### Selection
— BEGIN —
Born To Fly

Authors note: Model airplane section edited 10/26/2020.

I previously stated that I would only write when stoned. I have not used cannabis in several months, honest. So where was I, oh yeah, born to fly.

Yes I was. So was my brother Ralph and lifelong friend Roger.

Preferably as a WW I fighter pilot. Born too late for that, but I still feel lucky for the force guiding me along the path between the bullets to fly slicks. My first tour convinced me that I had to fly scouts. I talked two of my flight school buddies into joining me in requesting scouts, they both made it but I was not selected. They survived but it was harrowing for both. I’m told there were moments when they may have mentioned my name in conjunction with several expletives. I believe I would not have survived a tour in the scouts, I was better suited as the Yossarian of slick drivers.

Yossarian’s tactics appealed to me. The longer you remained in one predictable mode of flight the longer you gave the bad guys time to aim. Emulating the flight of a grasshopper seemed more conducive to longevity than 80 kts straight and level at 300 ft. Below 3000 feet maximum speed and minimum altitude was much safer. And a whole lot more fun. If there was one thing the brass hated it was anyone having fun. That was just plain unprofessional. I always thought it was just plain rude to get blown out of the sky.

Some of the maneuvers we used to avoid bullets were quite invigorating (or terrifying if you were a passenger in the back). A lot of our missions required landing in a hastily prepared one ship LZ in an area with bad guys carrying guns all around. We would begin descent from a safe altitude with a tight spiraling auto rotation, rapidly developing a very high rate of descent (remember to pull a little pitch to prevent overspeeding the rotor). The trick was to roll out of the descent with the highest speed and lowest altitude you could manage just over the treetops. When you got to the LZ you would roll into a 90 degree bank and bleed off a bunch of airspeed then roll out of the turn and be on short final when you passed through transition. Piece of cake.
— END —
### Data section
— BEGIN —
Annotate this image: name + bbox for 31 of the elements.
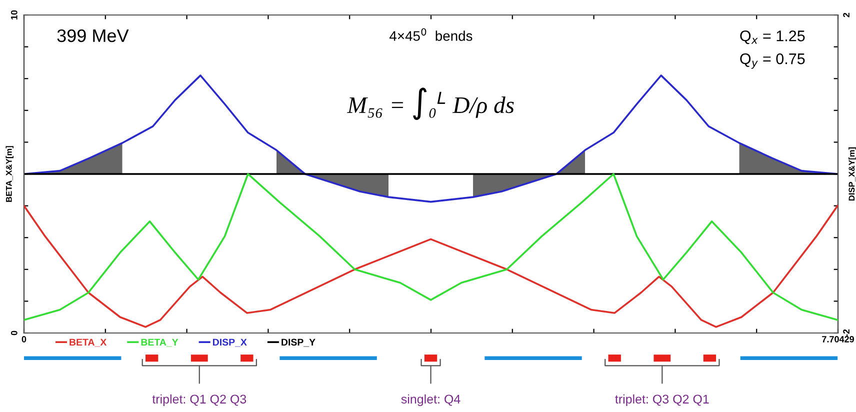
— END —
### Set exercise
Extend the "Born To Fly" memoir about flying helicopters, picking up right after its final sentence.

### Response to this exercise
I found that if you could explain the maneuver in technical detail and provide a rationale (thanks again Yossarian) they would let you use it. Otherwise, you were chided and branded a “hotdog” and told to never do that again. This is getting long so enough for now.

Digressing again.

Growing up I loved making models. Almost all of them were boats or planes. The father of one of the guys in my fourth grade class was an executive at the Revell factory in LA. Our fifth grade class took a field trip to the factory where we all got a model as a parting gift. Once his family cat had kittens and he offered anyone who would take a kitten their pick of any model Revell made. I chose the aircraft carrier USS Forrestal, at the time the equivalent of the Death Star.

When I graduated to model airplanes that actually flew, I was hooked. Ralph taught me how to build them. We would place the full sized plans over a sheet of cardboard. Then we would place waxed paper over the plans. That would enable us to use straight pins to hold down 1/8″ square strips of balsa wood over the plans and glue them together. The result was a fuselage side looking like one side of an oil derrick or a wing structure, complete with leading edge, main spar, ribs and trailing edge all made from a sheet of balsa. Some kits included many sheets of stamped parts that you had to carefully push out of the sheet and sand the edges smooth. This was a bit tedious but better than the sets that were just printed on sheet balsa and you had to cut every part out with an exacto knife.

The assembled parts were covered with tissue paper which was dampened with water and gently placed over the outside of the frame over which a bead of glue had been hastily applied on every inch. It was magic when the paper actually stuck and dried tight as a drum. The final product was given a little more durability and beauty with the application of several coats of dope.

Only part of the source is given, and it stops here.